* _Required task_
Identify each line in the records below that contains the word "ylabel", and copy it.
-- Begin Excerpted data --
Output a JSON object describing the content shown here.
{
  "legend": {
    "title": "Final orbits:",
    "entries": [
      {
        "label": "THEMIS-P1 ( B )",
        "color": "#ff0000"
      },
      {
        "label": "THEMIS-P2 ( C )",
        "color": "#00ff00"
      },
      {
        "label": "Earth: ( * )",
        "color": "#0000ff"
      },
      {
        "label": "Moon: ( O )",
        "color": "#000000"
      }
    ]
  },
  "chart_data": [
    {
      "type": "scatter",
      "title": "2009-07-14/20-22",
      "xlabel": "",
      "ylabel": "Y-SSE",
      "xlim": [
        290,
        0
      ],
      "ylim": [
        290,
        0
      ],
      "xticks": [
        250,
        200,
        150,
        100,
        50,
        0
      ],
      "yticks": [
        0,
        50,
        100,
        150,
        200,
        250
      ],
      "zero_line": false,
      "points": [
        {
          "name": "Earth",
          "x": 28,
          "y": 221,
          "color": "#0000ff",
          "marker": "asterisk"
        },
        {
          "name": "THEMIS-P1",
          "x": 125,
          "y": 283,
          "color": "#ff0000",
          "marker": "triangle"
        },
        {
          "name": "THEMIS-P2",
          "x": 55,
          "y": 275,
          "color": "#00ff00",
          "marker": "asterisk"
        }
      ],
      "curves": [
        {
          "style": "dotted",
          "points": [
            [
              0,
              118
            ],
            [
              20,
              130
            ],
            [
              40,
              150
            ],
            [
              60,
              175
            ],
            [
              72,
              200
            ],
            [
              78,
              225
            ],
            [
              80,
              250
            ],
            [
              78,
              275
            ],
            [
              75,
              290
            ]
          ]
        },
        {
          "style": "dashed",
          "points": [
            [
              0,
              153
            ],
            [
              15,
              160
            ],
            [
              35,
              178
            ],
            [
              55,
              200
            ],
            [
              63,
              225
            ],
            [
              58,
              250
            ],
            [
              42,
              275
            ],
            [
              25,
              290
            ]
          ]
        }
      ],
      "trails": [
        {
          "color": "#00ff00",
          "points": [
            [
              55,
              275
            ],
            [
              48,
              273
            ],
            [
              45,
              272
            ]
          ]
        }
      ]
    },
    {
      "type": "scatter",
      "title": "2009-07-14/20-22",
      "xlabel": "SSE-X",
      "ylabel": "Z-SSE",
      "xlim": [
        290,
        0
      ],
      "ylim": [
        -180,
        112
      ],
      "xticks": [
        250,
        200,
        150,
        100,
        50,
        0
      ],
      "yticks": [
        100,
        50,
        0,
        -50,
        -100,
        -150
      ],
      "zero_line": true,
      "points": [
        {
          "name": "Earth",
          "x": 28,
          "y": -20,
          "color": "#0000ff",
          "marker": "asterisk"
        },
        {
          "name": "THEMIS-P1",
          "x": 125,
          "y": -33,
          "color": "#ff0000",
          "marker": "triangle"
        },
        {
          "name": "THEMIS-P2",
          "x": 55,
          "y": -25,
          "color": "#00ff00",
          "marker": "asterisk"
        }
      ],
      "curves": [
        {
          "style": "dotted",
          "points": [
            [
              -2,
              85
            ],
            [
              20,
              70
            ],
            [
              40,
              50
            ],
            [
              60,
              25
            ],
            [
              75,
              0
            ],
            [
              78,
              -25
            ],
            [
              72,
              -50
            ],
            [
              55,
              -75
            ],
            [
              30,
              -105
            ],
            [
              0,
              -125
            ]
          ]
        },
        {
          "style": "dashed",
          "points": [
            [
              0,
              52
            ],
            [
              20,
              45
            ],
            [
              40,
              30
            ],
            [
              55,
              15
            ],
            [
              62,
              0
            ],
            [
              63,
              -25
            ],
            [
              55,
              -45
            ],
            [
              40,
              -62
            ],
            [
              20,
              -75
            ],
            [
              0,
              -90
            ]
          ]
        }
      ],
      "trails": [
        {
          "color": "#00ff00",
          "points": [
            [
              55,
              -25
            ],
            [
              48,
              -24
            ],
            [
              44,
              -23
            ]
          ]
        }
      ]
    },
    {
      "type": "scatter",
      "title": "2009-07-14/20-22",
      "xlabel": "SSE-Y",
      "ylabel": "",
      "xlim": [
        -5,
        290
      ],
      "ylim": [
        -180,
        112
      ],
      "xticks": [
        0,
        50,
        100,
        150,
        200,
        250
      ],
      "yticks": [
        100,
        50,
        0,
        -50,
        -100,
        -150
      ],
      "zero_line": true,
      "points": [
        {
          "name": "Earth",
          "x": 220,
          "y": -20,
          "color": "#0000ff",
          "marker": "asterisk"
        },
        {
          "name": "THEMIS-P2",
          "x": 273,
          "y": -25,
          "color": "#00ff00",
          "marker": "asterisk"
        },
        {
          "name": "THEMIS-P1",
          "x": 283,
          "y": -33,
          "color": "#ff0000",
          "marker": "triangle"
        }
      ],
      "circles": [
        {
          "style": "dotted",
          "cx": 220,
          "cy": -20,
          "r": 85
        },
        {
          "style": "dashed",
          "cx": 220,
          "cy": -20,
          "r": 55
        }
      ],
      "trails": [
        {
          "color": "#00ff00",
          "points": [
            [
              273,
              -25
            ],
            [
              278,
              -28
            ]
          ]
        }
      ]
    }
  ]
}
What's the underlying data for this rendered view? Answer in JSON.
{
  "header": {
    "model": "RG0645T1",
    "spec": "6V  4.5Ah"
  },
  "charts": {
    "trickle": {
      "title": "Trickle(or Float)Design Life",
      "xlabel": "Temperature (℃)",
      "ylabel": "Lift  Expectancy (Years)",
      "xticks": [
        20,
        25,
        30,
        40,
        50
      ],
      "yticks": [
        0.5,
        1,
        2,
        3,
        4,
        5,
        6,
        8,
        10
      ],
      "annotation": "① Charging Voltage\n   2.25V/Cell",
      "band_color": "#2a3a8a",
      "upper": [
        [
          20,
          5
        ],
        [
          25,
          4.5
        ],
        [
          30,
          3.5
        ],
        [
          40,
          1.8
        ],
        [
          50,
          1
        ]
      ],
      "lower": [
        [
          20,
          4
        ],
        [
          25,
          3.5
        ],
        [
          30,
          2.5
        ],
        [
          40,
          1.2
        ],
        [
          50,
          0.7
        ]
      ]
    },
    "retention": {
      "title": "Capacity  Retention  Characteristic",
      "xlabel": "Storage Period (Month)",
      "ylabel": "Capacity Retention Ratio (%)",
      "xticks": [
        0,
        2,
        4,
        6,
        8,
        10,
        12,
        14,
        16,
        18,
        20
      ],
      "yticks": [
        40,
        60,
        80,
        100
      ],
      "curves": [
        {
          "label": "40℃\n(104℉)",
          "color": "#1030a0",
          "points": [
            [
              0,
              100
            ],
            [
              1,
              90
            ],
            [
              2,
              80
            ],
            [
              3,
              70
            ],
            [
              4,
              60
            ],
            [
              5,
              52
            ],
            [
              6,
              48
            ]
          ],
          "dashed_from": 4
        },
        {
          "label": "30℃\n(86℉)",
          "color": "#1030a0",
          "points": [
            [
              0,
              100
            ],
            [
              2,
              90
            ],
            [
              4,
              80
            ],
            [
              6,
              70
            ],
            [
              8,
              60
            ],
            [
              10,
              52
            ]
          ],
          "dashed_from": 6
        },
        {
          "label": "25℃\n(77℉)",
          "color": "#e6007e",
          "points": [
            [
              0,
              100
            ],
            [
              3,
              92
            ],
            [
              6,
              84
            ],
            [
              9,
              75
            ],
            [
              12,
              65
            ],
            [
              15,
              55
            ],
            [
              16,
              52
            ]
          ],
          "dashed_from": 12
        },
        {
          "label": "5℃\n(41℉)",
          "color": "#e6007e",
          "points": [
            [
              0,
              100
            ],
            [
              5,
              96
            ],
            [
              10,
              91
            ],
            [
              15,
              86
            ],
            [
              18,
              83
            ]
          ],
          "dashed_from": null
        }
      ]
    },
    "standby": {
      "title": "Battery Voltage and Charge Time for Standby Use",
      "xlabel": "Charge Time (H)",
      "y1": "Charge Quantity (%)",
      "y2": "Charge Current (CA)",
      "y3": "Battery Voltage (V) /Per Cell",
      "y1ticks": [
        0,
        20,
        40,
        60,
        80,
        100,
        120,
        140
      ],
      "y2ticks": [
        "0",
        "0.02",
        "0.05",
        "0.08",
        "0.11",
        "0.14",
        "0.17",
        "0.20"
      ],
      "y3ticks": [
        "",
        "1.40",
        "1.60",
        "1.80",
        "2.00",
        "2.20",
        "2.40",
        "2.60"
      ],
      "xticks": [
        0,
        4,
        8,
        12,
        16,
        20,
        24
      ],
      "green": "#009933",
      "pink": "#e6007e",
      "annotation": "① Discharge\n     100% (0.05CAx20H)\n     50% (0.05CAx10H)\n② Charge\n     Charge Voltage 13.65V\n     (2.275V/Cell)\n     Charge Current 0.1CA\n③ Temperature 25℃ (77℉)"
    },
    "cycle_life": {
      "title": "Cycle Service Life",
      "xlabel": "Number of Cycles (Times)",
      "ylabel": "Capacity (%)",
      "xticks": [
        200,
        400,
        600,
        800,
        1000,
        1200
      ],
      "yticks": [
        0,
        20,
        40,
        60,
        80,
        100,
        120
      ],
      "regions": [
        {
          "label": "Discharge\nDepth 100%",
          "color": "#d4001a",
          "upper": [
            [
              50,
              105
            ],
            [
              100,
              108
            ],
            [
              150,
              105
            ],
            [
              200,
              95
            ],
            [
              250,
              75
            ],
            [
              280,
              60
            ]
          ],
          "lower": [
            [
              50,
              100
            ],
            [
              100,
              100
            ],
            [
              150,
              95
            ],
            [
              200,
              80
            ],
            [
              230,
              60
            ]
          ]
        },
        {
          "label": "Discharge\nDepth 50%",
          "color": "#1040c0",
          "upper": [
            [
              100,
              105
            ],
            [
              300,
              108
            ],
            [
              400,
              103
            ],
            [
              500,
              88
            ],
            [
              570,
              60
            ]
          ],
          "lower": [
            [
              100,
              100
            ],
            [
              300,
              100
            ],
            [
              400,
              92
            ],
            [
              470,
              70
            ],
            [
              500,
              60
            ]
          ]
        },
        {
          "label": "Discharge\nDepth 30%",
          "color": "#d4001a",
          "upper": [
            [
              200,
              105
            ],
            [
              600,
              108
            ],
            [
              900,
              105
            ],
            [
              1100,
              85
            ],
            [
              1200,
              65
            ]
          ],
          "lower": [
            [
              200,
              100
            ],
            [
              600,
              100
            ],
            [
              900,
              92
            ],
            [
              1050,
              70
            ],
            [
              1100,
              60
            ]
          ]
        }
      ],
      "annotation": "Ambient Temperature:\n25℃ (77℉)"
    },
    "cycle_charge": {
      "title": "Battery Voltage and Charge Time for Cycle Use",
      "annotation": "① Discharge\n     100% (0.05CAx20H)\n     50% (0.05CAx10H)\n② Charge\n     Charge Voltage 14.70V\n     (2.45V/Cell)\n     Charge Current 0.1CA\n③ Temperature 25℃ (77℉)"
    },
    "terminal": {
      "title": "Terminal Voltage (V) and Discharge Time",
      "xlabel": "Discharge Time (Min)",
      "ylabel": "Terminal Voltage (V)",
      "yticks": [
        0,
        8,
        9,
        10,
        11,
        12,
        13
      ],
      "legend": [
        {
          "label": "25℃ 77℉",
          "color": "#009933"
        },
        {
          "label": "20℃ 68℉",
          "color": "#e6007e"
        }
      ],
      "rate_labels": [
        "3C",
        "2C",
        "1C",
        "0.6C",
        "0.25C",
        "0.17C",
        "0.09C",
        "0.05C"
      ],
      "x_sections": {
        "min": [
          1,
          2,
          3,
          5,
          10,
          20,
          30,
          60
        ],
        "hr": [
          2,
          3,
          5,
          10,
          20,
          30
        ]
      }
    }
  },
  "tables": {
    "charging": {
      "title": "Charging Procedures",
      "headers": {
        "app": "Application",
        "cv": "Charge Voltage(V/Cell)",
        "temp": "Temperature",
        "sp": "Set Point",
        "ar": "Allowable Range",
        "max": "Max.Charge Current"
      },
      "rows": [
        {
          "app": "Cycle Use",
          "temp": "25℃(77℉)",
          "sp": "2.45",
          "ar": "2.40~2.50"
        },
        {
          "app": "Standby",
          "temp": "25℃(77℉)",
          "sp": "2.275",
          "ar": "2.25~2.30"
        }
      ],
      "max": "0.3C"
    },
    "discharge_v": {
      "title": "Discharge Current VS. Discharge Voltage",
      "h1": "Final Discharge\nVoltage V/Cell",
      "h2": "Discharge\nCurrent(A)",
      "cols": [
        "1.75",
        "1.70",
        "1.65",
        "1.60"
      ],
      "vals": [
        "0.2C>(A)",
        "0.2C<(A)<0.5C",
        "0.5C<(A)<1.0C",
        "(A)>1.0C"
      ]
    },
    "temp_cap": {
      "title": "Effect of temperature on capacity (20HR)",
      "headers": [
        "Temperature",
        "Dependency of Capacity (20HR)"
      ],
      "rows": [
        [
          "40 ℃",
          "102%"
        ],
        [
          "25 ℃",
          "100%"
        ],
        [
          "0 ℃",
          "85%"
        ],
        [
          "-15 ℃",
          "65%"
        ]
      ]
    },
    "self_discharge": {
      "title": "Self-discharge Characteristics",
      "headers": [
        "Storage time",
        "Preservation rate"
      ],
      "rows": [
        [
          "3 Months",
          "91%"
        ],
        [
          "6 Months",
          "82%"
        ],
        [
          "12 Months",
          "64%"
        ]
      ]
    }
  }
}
-- End Excerpted data --
* _Result for this exercise_
      "ylabel": "Y-SSE",
      "ylabel": "Z-SSE",
      "ylabel": "",
      "ylabel": "Lift  Expectancy (Years)",
      "ylabel": "Capacity Retention Ratio (%)",
      "ylabel": "Capacity (%)",
      "ylabel": "Terminal Voltage (V)",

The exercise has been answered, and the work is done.